» **Work required**
From the listing below, pick out each line with the word "Dmitry".

====== Recorded information

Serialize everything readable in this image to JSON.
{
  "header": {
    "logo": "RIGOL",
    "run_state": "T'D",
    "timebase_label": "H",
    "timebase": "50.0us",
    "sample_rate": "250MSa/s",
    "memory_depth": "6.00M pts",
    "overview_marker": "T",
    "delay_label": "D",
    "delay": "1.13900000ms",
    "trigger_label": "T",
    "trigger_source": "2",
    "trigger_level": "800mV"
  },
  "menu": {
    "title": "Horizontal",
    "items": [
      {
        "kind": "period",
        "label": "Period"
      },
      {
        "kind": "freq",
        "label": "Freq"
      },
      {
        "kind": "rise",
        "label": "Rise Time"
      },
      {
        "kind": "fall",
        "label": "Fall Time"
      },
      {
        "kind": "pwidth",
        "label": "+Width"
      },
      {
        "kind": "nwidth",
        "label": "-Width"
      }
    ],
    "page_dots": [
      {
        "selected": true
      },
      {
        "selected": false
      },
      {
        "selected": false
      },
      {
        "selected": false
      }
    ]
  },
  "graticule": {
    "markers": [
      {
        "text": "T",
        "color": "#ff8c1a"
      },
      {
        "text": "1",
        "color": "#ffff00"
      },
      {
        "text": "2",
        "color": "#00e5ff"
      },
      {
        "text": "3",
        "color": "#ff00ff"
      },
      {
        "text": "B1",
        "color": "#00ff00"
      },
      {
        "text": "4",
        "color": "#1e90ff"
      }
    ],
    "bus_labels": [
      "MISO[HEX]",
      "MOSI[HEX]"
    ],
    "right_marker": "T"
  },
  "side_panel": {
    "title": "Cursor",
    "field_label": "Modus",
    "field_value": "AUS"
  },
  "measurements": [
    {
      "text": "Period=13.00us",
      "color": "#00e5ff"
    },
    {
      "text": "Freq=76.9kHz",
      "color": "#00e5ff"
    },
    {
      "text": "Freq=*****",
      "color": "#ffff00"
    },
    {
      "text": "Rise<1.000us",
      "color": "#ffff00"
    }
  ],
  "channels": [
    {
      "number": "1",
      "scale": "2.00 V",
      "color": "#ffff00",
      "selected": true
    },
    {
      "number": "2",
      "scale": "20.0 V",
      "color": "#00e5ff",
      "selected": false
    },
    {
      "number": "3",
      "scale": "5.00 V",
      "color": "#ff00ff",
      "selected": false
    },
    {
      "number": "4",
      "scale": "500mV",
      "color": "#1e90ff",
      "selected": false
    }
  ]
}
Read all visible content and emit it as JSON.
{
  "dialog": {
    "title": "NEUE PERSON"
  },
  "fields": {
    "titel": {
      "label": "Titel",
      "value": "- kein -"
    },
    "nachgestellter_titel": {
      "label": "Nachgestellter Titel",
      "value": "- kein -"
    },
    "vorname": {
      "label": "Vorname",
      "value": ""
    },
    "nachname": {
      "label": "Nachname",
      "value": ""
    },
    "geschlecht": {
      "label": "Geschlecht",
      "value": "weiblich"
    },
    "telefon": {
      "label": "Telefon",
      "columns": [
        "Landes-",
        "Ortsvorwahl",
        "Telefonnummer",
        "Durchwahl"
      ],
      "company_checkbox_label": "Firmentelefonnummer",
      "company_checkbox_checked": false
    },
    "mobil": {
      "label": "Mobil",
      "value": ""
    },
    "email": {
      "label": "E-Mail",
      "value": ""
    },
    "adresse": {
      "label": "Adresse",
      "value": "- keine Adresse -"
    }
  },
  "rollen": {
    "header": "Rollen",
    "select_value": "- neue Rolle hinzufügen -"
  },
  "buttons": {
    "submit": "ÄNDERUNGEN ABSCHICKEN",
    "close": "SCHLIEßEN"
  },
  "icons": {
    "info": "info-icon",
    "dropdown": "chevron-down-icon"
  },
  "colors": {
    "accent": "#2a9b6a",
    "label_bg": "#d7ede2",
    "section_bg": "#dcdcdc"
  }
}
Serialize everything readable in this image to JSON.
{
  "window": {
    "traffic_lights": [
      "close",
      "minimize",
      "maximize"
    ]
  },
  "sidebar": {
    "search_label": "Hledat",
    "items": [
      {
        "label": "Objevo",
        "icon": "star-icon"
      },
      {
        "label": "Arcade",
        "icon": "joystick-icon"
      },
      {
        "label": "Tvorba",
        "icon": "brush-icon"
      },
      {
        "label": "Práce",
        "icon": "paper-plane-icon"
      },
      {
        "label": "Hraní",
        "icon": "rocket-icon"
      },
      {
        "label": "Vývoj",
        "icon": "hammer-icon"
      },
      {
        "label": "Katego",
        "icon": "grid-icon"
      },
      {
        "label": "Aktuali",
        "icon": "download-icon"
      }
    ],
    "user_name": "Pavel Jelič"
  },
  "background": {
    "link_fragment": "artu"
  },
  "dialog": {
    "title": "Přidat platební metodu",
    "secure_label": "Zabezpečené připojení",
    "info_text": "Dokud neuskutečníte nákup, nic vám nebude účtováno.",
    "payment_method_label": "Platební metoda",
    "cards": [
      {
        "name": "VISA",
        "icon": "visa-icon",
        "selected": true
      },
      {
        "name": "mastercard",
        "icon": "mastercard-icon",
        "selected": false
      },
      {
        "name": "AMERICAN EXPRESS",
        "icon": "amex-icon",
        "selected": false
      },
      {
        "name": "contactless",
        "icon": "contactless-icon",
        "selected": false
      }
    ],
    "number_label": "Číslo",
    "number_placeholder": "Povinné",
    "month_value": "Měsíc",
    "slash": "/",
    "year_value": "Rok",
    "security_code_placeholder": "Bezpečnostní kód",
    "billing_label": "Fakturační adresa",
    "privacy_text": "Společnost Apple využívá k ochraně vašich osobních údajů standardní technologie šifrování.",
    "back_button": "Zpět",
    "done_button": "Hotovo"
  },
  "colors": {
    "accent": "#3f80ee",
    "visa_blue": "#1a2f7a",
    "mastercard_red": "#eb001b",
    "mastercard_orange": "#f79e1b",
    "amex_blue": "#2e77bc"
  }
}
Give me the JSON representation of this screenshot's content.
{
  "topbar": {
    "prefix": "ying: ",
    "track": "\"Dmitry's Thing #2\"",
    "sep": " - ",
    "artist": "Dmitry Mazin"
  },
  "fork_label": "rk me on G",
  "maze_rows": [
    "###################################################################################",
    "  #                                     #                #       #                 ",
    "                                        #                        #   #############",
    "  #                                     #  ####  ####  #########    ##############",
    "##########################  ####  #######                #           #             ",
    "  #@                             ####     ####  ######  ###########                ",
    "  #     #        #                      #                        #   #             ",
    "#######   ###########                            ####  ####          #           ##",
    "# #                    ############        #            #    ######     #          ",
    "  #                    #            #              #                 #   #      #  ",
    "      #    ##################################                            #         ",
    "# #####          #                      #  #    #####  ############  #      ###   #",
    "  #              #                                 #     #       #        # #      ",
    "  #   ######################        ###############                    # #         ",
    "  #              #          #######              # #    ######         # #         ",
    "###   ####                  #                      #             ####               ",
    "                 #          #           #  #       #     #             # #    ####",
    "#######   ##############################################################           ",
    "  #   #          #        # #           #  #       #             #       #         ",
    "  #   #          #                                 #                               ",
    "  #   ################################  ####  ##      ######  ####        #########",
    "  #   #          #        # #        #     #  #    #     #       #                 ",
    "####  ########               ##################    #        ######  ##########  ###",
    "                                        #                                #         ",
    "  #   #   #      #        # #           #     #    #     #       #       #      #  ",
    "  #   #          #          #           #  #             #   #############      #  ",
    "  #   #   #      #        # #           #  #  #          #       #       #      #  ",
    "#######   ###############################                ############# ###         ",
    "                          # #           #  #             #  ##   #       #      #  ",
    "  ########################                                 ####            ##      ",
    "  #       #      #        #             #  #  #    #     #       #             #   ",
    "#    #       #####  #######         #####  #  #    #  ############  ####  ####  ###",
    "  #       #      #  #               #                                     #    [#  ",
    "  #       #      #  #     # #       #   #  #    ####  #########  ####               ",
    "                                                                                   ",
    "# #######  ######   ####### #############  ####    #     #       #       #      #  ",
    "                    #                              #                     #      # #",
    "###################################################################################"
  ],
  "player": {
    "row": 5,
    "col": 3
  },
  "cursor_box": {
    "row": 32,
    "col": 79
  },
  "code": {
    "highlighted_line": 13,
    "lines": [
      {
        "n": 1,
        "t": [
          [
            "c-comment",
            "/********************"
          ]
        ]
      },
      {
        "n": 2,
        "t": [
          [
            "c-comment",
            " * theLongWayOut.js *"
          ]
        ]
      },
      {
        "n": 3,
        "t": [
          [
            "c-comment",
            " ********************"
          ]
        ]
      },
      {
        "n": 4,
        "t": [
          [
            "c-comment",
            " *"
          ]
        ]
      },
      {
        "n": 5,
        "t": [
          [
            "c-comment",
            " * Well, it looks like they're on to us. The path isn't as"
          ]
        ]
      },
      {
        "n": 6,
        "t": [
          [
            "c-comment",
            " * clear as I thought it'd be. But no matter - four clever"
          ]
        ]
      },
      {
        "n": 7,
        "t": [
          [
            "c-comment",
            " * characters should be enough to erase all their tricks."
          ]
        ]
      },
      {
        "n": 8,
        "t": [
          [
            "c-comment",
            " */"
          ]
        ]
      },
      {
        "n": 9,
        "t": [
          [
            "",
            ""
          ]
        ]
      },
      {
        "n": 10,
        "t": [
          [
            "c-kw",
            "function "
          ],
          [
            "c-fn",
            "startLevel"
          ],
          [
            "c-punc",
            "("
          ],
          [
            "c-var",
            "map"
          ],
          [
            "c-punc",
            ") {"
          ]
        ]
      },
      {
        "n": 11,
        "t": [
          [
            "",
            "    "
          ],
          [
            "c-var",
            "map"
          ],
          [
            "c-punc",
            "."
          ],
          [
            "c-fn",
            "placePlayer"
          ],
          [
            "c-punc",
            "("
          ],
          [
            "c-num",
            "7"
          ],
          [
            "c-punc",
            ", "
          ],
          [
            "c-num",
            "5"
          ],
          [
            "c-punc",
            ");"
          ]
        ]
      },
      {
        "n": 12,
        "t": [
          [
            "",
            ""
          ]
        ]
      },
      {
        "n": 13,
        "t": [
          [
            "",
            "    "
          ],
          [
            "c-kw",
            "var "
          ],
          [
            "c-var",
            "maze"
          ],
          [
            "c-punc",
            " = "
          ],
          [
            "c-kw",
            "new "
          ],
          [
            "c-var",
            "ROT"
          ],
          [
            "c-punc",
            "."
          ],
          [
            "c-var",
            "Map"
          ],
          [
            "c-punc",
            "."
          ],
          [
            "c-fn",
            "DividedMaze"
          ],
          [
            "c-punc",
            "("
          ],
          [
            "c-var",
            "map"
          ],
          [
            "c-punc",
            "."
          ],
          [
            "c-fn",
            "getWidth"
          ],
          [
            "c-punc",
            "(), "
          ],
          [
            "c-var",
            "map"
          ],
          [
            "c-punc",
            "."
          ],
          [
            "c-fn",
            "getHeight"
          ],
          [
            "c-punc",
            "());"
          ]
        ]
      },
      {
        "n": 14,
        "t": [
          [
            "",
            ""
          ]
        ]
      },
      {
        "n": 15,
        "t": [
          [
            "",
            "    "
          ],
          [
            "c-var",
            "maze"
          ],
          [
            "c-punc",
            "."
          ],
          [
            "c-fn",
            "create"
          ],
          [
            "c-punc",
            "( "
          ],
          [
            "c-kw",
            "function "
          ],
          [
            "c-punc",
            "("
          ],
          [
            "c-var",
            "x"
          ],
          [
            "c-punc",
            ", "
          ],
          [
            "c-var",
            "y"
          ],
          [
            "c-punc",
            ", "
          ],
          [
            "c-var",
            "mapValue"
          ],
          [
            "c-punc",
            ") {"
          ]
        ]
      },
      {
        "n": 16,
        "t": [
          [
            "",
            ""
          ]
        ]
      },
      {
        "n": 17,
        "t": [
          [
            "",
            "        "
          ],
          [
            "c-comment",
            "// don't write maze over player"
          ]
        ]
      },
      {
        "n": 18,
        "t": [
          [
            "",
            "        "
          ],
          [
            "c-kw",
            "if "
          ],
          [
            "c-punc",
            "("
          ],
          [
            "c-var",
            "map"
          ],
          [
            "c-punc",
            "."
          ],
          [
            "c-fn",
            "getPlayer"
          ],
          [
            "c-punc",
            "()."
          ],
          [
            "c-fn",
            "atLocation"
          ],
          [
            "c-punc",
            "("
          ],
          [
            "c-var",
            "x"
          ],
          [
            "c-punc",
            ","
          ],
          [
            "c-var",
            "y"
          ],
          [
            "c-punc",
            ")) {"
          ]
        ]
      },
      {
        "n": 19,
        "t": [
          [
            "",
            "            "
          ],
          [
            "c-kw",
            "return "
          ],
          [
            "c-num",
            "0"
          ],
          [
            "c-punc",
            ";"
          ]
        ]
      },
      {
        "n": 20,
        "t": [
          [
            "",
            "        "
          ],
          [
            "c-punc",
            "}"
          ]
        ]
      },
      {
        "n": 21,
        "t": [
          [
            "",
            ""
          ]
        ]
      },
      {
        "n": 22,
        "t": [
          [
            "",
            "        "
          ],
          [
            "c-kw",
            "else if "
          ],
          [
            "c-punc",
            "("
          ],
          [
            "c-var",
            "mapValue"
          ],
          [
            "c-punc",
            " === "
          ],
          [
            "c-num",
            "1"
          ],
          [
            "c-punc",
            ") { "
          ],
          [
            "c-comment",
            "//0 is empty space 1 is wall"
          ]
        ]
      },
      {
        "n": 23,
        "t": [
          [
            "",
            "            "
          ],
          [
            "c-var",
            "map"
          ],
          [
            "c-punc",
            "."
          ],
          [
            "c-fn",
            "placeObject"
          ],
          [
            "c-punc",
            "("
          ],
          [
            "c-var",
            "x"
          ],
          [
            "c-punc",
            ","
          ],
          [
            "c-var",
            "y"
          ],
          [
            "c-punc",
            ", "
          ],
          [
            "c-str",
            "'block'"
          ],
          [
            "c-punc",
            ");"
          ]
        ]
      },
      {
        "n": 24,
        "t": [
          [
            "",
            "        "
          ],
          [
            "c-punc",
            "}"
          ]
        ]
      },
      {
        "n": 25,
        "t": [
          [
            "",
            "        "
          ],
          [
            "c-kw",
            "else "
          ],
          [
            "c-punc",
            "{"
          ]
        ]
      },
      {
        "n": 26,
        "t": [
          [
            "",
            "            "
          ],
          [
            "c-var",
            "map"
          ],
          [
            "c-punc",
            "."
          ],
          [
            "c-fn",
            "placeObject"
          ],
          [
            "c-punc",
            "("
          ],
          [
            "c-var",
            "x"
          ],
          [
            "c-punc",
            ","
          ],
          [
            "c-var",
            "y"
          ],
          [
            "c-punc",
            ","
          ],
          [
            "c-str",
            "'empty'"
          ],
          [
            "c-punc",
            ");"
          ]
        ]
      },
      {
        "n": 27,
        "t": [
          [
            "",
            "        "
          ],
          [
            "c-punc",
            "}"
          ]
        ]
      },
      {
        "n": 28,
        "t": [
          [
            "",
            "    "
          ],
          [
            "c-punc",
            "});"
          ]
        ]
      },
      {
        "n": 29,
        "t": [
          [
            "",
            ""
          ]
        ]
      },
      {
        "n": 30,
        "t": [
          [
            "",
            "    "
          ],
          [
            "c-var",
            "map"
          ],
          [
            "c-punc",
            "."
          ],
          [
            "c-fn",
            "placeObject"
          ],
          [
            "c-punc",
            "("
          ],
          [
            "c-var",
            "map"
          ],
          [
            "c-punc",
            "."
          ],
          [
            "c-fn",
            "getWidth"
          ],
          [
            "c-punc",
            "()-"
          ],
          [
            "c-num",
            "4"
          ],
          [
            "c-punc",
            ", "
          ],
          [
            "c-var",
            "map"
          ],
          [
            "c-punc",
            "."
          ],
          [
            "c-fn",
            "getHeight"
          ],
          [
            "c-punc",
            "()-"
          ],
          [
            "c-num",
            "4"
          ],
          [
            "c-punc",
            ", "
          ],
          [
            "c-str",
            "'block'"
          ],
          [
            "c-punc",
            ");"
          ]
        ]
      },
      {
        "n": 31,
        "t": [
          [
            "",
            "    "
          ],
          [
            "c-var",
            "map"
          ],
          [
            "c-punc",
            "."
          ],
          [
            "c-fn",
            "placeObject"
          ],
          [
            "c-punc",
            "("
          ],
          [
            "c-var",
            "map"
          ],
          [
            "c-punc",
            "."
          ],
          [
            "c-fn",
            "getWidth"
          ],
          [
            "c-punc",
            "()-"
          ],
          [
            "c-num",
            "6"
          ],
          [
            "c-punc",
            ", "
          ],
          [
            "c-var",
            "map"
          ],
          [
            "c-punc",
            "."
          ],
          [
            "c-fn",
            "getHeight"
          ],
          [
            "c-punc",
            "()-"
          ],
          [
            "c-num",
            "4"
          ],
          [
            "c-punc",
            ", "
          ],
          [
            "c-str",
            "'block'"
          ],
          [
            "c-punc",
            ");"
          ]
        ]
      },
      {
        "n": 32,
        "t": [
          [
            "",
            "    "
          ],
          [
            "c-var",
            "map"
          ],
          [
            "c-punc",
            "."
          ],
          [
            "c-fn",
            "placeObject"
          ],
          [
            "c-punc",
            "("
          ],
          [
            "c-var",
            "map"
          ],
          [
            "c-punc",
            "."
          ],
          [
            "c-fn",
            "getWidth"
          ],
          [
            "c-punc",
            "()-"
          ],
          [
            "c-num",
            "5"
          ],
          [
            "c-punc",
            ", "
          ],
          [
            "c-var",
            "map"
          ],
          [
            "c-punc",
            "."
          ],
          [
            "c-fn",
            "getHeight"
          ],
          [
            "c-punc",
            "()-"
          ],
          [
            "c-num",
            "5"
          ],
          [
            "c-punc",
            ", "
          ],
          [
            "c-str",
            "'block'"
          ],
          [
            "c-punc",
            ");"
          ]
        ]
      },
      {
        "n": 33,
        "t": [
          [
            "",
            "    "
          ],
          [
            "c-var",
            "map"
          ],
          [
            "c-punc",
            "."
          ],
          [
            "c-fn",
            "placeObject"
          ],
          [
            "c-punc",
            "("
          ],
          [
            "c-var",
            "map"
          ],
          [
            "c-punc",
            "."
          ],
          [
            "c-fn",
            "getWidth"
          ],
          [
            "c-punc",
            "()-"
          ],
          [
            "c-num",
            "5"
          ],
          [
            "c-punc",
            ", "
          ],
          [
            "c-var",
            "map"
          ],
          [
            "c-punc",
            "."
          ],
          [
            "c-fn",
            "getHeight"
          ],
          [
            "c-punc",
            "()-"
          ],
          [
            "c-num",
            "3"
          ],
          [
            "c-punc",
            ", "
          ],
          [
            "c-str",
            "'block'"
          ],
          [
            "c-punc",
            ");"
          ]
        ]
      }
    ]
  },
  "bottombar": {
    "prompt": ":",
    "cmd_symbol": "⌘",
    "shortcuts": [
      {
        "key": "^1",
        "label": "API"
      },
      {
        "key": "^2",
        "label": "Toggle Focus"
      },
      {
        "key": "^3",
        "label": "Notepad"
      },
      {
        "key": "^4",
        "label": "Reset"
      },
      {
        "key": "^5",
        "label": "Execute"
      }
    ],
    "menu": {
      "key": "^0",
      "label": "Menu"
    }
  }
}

============

» **Exercise answer**
    "track": "\"Dmitry's Thing #2\"",
    "artist": "Dmitry Mazin"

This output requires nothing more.